**WHAT IS NEEDED:**
Print the records again, character for character.

Dataset items:
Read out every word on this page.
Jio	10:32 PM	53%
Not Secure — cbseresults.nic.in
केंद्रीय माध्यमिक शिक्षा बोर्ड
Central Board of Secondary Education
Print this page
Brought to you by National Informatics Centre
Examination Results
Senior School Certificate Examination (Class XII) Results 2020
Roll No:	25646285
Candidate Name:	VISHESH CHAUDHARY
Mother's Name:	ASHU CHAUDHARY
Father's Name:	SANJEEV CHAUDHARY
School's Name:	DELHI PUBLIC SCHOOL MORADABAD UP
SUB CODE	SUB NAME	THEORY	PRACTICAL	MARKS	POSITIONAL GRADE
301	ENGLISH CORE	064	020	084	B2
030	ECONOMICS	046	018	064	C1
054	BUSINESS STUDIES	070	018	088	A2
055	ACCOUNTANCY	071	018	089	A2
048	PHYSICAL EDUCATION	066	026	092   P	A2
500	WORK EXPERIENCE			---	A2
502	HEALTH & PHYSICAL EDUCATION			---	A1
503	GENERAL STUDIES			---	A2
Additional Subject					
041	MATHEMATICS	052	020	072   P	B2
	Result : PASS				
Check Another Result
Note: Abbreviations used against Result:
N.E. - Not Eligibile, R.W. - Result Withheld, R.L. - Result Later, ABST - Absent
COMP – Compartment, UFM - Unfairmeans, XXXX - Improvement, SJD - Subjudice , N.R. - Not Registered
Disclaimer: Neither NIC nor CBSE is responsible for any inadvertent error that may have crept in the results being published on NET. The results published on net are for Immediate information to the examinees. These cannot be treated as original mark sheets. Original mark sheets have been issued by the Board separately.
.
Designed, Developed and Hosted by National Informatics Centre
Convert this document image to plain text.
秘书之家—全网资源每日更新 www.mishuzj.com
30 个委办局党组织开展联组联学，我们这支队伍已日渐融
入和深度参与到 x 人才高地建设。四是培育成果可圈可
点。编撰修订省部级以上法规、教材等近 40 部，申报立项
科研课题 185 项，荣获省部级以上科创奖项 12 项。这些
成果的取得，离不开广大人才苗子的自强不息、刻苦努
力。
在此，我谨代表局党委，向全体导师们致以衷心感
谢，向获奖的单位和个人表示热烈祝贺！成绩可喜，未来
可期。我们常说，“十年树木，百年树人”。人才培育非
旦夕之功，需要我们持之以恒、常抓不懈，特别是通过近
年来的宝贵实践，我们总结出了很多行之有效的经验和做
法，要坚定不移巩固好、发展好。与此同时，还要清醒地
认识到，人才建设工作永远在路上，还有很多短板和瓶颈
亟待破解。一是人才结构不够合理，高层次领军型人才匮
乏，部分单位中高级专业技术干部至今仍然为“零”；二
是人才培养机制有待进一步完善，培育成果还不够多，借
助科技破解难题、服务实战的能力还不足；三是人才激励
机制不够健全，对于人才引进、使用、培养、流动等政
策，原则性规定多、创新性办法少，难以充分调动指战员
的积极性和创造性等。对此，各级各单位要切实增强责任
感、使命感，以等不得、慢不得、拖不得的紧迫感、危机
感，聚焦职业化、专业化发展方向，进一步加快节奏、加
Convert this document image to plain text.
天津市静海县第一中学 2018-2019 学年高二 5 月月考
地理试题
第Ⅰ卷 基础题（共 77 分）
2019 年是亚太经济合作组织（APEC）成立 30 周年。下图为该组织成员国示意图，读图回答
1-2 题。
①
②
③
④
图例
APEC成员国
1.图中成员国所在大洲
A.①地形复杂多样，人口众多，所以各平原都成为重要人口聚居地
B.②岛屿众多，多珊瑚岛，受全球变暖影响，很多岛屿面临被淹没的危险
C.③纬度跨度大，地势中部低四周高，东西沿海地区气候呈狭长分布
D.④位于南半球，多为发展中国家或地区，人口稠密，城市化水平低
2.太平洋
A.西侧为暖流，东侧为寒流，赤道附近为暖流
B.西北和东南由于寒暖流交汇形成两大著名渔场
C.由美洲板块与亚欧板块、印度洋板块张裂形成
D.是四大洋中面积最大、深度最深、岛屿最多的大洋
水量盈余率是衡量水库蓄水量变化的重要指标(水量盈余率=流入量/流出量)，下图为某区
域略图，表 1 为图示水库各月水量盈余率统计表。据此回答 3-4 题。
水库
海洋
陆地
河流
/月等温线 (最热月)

**WRITTEN RESPONSE:**
Read out every word on this page.
Jio	10:32 PM	53%
Not Secure — cbseresults.nic.in
केंद्रीय माध्यमिक शिक्षा बोर्ड
Central Board of Secondary Education
Print this page
Brought to you by National Informatics Centre
Examination Results
Senior School Certificate Examination (Class XII) Results 2020
Roll No:	25646285
Candidate Name:	VISHESH CHAUDHARY
Mother's Name:	ASHU CHAUDHARY
Father's Name:	SANJEEV CHAUDHARY
School's Name:	DELHI PUBLIC SCHOOL MORADABAD UP
SUB CODE	SUB NAME	THEORY	PRACTICAL	MARKS	POSITIONAL GRADE
301	ENGLISH CORE	064	020	084	B2
030	ECONOMICS	046	018	064	C1
054	BUSINESS STUDIES	070	018	088	A2
055	ACCOUNTANCY	071	018	089	A2
048	PHYSICAL EDUCATION	066	026	092   P	A2
500	WORK EXPERIENCE			---	A2
502	HEALTH & PHYSICAL EDUCATION			---	A1
503	GENERAL STUDIES			---	A2
Additional Subject					
041	MATHEMATICS	052	020	072   P	B2
	Result : PASS				
Check Another Result
Note: Abbreviations used against Result:
N.E. - Not Eligibile, R.W. - Result Withheld, R.L. - Result Later, ABST - Absent
COMP – Compartment, UFM - Unfairmeans, XXXX - Improvement, SJD - Subjudice , N.R. - Not Registered
Disclaimer: Neither NIC nor CBSE is responsible for any inadvertent error that may have crept in the results being published on NET. The results published on net are for Immediate information to the examinees. These cannot be treated as original mark sheets. Original mark sheets have been issued by the Board separately.
.
Designed, Developed and Hosted by National Informatics Centre
Convert this document image to plain text.
秘书之家—全网资源每日更新 www.mishuzj.com
30 个委办局党组织开展联组联学，我们这支队伍已日渐融
入和深度参与到 x 人才高地建设。四是培育成果可圈可
点。编撰修订省部级以上法规、教材等近 40 部，申报立项
科研课题 185 项，荣获省部级以上科创奖项 12 项。这些
成果的取得，离不开广大人才苗子的自强不息、刻苦努
力。
在此，我谨代表局党委，向全体导师们致以衷心感
谢，向获奖的单位和个人表示热烈祝贺！成绩可喜，未来
可期。我们常说，“十年树木，百年树人”。人才培育非
旦夕之功，需要我们持之以恒、常抓不懈，特别是通过近
年来的宝贵实践，我们总结出了很多行之有效的经验和做
法，要坚定不移巩固好、发展好。与此同时，还要清醒地
认识到，人才建设工作永远在路上，还有很多短板和瓶颈
亟待破解。一是人才结构不够合理，高层次领军型人才匮
乏，部分单位中高级专业技术干部至今仍然为“零”；二
是人才培养机制有待进一步完善，培育成果还不够多，借
助科技破解难题、服务实战的能力还不足；三是人才激励
机制不够健全，对于人才引进、使用、培养、流动等政
策，原则性规定多、创新性办法少，难以充分调动指战员
的积极性和创造性等。对此，各级各单位要切实增强责任
感、使命感，以等不得、慢不得、拖不得的紧迫感、危机
感，聚焦职业化、专业化发展方向，进一步加快节奏、加
Convert this document image to plain text.
天津市静海县第一中学 2018-2019 学年高二 5 月月考
地理试题
第Ⅰ卷 基础题（共 77 分）
2019 年是亚太经济合作组织（APEC）成立 30 周年。下图为该组织成员国示意图，读图回答
1-2 题。
①
②
③
④
图例
APEC成员国
1.图中成员国所在大洲
A.①地形复杂多样，人口众多，所以各平原都成为重要人口聚居地
B.②岛屿众多，多珊瑚岛，受全球变暖影响，很多岛屿面临被淹没的危险
C.③纬度跨度大，地势中部低四周高，东西沿海地区气候呈狭长分布
D.④位于南半球，多为发展中国家或地区，人口稠密，城市化水平低
2.太平洋
A.西侧为暖流，东侧为寒流，赤道附近为暖流
B.西北和东南由于寒暖流交汇形成两大著名渔场
C.由美洲板块与亚欧板块、印度洋板块张裂形成
D.是四大洋中面积最大、深度最深、岛屿最多的大洋
水量盈余率是衡量水库蓄水量变化的重要指标(水量盈余率=流入量/流出量)，下图为某区
域略图，表 1 为图示水库各月水量盈余率统计表。据此回答 3-4 题。
水库
海洋
陆地
河流
/月等温线 (最热月)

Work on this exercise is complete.